___ INPUT DATA
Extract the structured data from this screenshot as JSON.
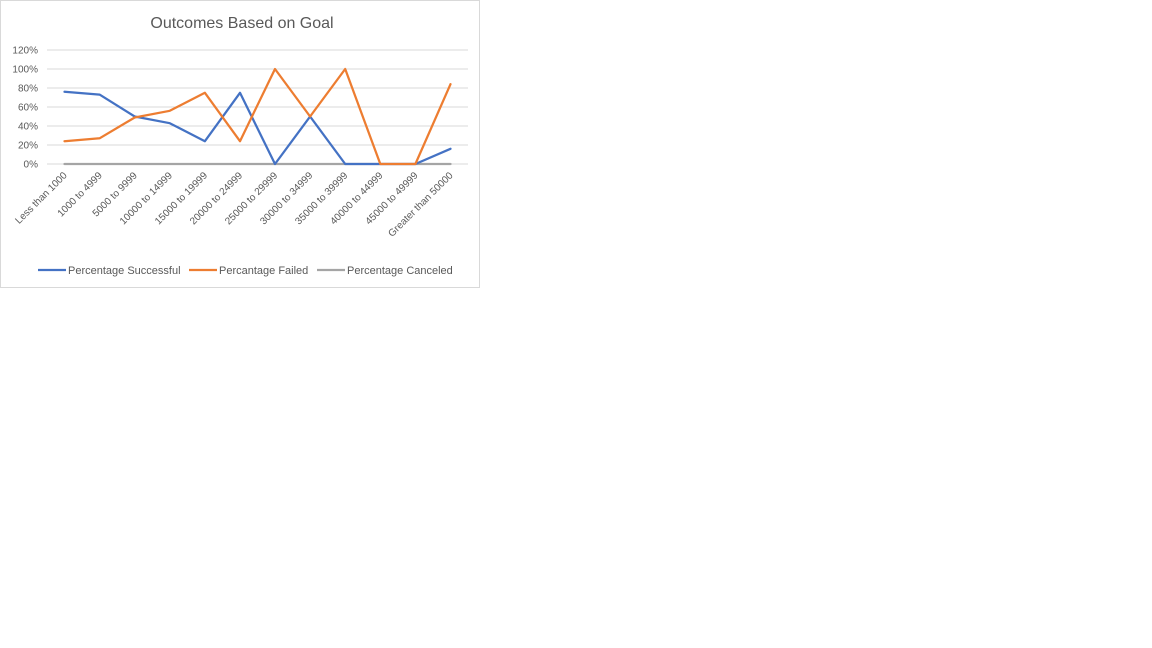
{
  "chart_data": {
    "type": "line",
    "title": "Outcomes Based on Goal",
    "xlabel": "",
    "ylabel": "",
    "ylim": [
      0,
      1.2
    ],
    "y_ticks": [
      0,
      0.2,
      0.4,
      0.6,
      0.8,
      1.0,
      1.2
    ],
    "y_tick_labels": [
      "0%",
      "20%",
      "40%",
      "60%",
      "80%",
      "100%",
      "120%"
    ],
    "grid": true,
    "legend_position": "bottom",
    "categories": [
      "Less than 1000",
      "1000 to 4999",
      "5000 to 9999",
      "10000 to 14999",
      "15000 to 19999",
      "20000 to 24999",
      "25000 to 29999",
      "30000 to 34999",
      "35000 to 39999",
      "40000 to 44999",
      "45000 to 49999",
      "Greater than 50000"
    ],
    "series": [
      {
        "name": "Percentage Successful",
        "color": "#4472c4",
        "values": [
          0.76,
          0.73,
          0.5,
          0.43,
          0.24,
          0.75,
          0.0,
          0.5,
          0.0,
          0.0,
          0.0,
          0.16
        ]
      },
      {
        "name": "Percantage Failed",
        "color": "#ed7d31",
        "values": [
          0.24,
          0.27,
          0.49,
          0.56,
          0.75,
          0.24,
          1.0,
          0.5,
          1.0,
          0.0,
          0.0,
          0.84
        ]
      },
      {
        "name": "Percentage Canceled",
        "color": "#a5a5a5",
        "values": [
          0,
          0,
          0,
          0,
          0,
          0,
          0,
          0,
          0,
          0,
          0,
          0
        ]
      }
    ]
  }
}
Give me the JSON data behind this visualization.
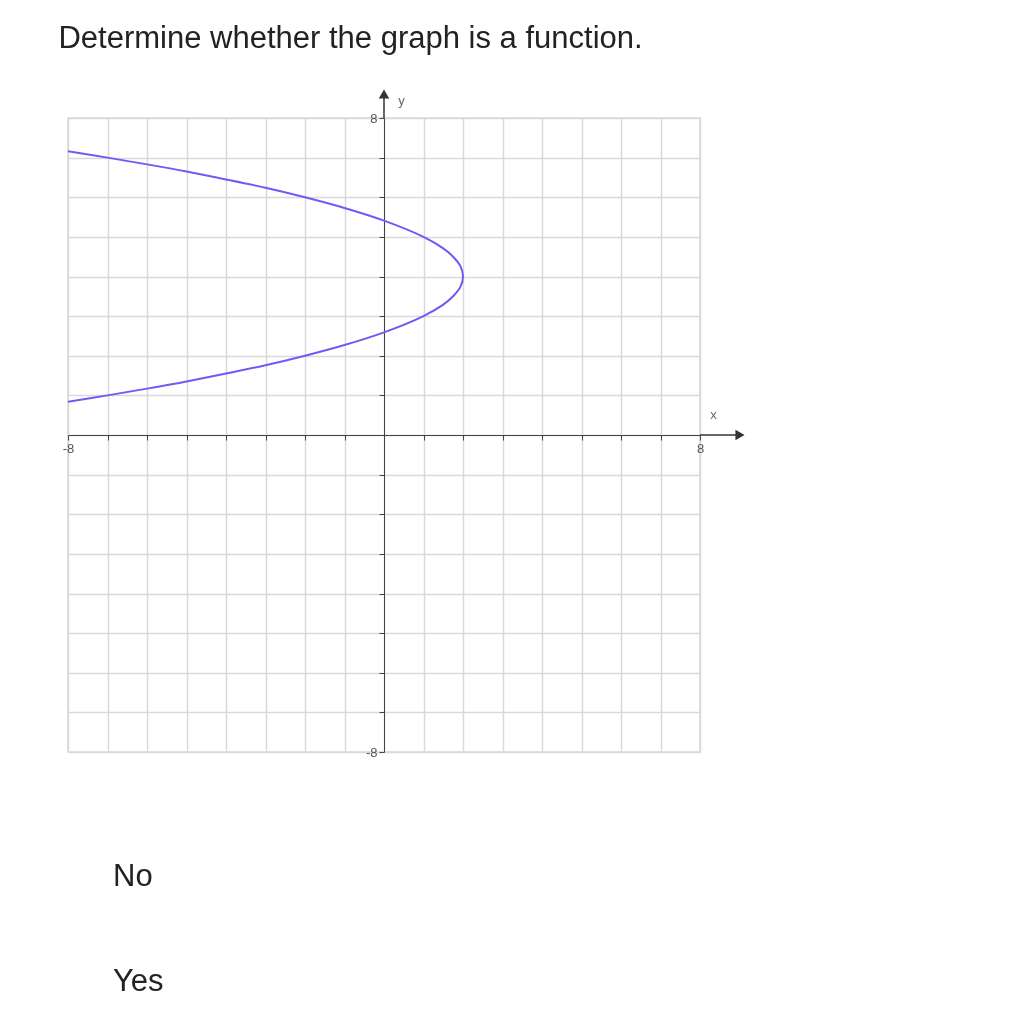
{
  "chart_data": {
    "type": "line",
    "title": "Determine whether the graph is a function.",
    "xlabel": "x",
    "ylabel": "y",
    "xlim": [
      -8,
      8
    ],
    "ylim": [
      -8,
      8
    ],
    "xticks": [
      -8,
      {
        "value": -7,
        "label": null
      },
      {
        "value": -6,
        "label": null
      },
      {
        "value": -5,
        "label": null
      },
      {
        "value": -4,
        "label": null
      },
      {
        "value": -3,
        "label": null
      },
      {
        "value": -2,
        "label": null
      },
      {
        "value": -1,
        "label": null
      },
      {
        "value": 0,
        "label": null
      },
      {
        "value": 1,
        "label": null
      },
      {
        "value": 2,
        "label": null
      },
      {
        "value": 3,
        "label": null
      },
      {
        "value": 4,
        "label": null
      },
      {
        "value": 5,
        "label": null
      },
      {
        "value": 6,
        "label": null
      },
      {
        "value": 7,
        "label": null
      },
      8
    ],
    "yticks": [
      -8,
      {
        "value": -7,
        "label": null
      },
      {
        "value": -6,
        "label": null
      },
      {
        "value": -5,
        "label": null
      },
      {
        "value": -4,
        "label": null
      },
      {
        "value": -3,
        "label": null
      },
      {
        "value": -2,
        "label": null
      },
      {
        "value": -1,
        "label": null
      },
      {
        "value": 0,
        "label": null
      },
      {
        "value": 1,
        "label": null
      },
      {
        "value": 2,
        "label": null
      },
      {
        "value": 3,
        "label": null
      },
      {
        "value": 4,
        "label": null
      },
      {
        "value": 5,
        "label": null
      },
      {
        "value": 6,
        "label": null
      },
      {
        "value": 7,
        "label": null
      },
      8
    ],
    "grid": true,
    "series": [
      {
        "color": "#6b5cf5",
        "x": [
          -8,
          -7,
          -6,
          -5,
          -4,
          -3,
          -2,
          -1,
          0,
          1,
          1.5,
          1.75,
          1.94,
          2,
          1.94,
          1.75,
          1.5,
          1,
          0,
          -1,
          -2,
          -3,
          -4,
          -5,
          -6,
          -7,
          -8
        ],
        "values": [
          7.16,
          7,
          6.83,
          6.65,
          6.45,
          6.24,
          6,
          5.73,
          5.41,
          5,
          4.71,
          4.5,
          4.25,
          4,
          3.75,
          3.5,
          3.29,
          3,
          2.59,
          2.27,
          2,
          1.76,
          1.55,
          1.35,
          1.17,
          1,
          0.84
        ]
      }
    ],
    "annotations": [
      "No",
      "Yes"
    ]
  }
}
______
## TASK OBJECTIVE
Without the pictures, repeat the listing above exactly.

## EXERCISE ANSWER
Extract the structured data from this screenshot as JSON.
{
  "chart_data": {
    "type": "line",
    "title": "Outcomes Based on Goal",
    "xlabel": "",
    "ylabel": "",
    "ylim": [
      0,
      1.2
    ],
    "y_ticks": [
      0,
      0.2,
      0.4,
      0.6,
      0.8,
      1.0,
      1.2
    ],
    "y_tick_labels": [
      "0%",
      "20%",
      "40%",
      "60%",
      "80%",
      "100%",
      "120%"
    ],
    "grid": true,
    "legend_position": "bottom",
    "categories": [
      "Less than 1000",
      "1000 to 4999",
      "5000 to 9999",
      "10000 to 14999",
      "15000 to 19999",
      "20000 to 24999",
      "25000 to 29999",
      "30000 to 34999",
      "35000 to 39999",
      "40000 to 44999",
      "45000 to 49999",
      "Greater than 50000"
    ],
    "series": [
      {
        "name": "Percentage Successful",
        "color": "#4472c4",
        "values": [
          0.76,
          0.73,
          0.5,
          0.43,
          0.24,
          0.75,
          0.0,
          0.5,
          0.0,
          0.0,
          0.0,
          0.16
        ]
      },
      {
        "name": "Percantage Failed",
        "color": "#ed7d31",
        "values": [
          0.24,
          0.27,
          0.49,
          0.56,
          0.75,
          0.24,
          1.0,
          0.5,
          1.0,
          0.0,
          0.0,
          0.84
        ]
      },
      {
        "name": "Percentage Canceled",
        "color": "#a5a5a5",
        "values": [
          0,
          0,
          0,
          0,
          0,
          0,
          0,
          0,
          0,
          0,
          0,
          0
        ]
      }
    ]
  }
}
Give me the JSON data behind this visualization.
{
  "chart_data": {
    "type": "line",
    "title": "Determine whether the graph is a function.",
    "xlabel": "x",
    "ylabel": "y",
    "xlim": [
      -8,
      8
    ],
    "ylim": [
      -8,
      8
    ],
    "xticks": [
      -8,
      {
        "value": -7,
        "label": null
      },
      {
        "value": -6,
        "label": null
      },
      {
        "value": -5,
        "label": null
      },
      {
        "value": -4,
        "label": null
      },
      {
        "value": -3,
        "label": null
      },
      {
        "value": -2,
        "label": null
      },
      {
        "value": -1,
        "label": null
      },
      {
        "value": 0,
        "label": null
      },
      {
        "value": 1,
        "label": null
      },
      {
        "value": 2,
        "label": null
      },
      {
        "value": 3,
        "label": null
      },
      {
        "value": 4,
        "label": null
      },
      {
        "value": 5,
        "label": null
      },
      {
        "value": 6,
        "label": null
      },
      {
        "value": 7,
        "label": null
      },
      8
    ],
    "yticks": [
      -8,
      {
        "value": -7,
        "label": null
      },
      {
        "value": -6,
        "label": null
      },
      {
        "value": -5,
        "label": null
      },
      {
        "value": -4,
        "label": null
      },
      {
        "value": -3,
        "label": null
      },
      {
        "value": -2,
        "label": null
      },
      {
        "value": -1,
        "label": null
      },
      {
        "value": 0,
        "label": null
      },
      {
        "value": 1,
        "label": null
      },
      {
        "value": 2,
        "label": null
      },
      {
        "value": 3,
        "label": null
      },
      {
        "value": 4,
        "label": null
      },
      {
        "value": 5,
        "label": null
      },
      {
        "value": 6,
        "label": null
      },
      {
        "value": 7,
        "label": null
      },
      8
    ],
    "grid": true,
    "series": [
      {
        "color": "#6b5cf5",
        "x": [
          -8,
          -7,
          -6,
          -5,
          -4,
          -3,
          -2,
          -1,
          0,
          1,
          1.5,
          1.75,
          1.94,
          2,
          1.94,
          1.75,
          1.5,
          1,
          0,
          -1,
          -2,
          -3,
          -4,
          -5,
          -6,
          -7,
          -8
        ],
        "values": [
          7.16,
          7,
          6.83,
          6.65,
          6.45,
          6.24,
          6,
          5.73,
          5.41,
          5,
          4.71,
          4.5,
          4.25,
          4,
          3.75,
          3.5,
          3.29,
          3,
          2.59,
          2.27,
          2,
          1.76,
          1.55,
          1.35,
          1.17,
          1,
          0.84
        ]
      }
    ],
    "annotations": [
      "No",
      "Yes"
    ]
  }
}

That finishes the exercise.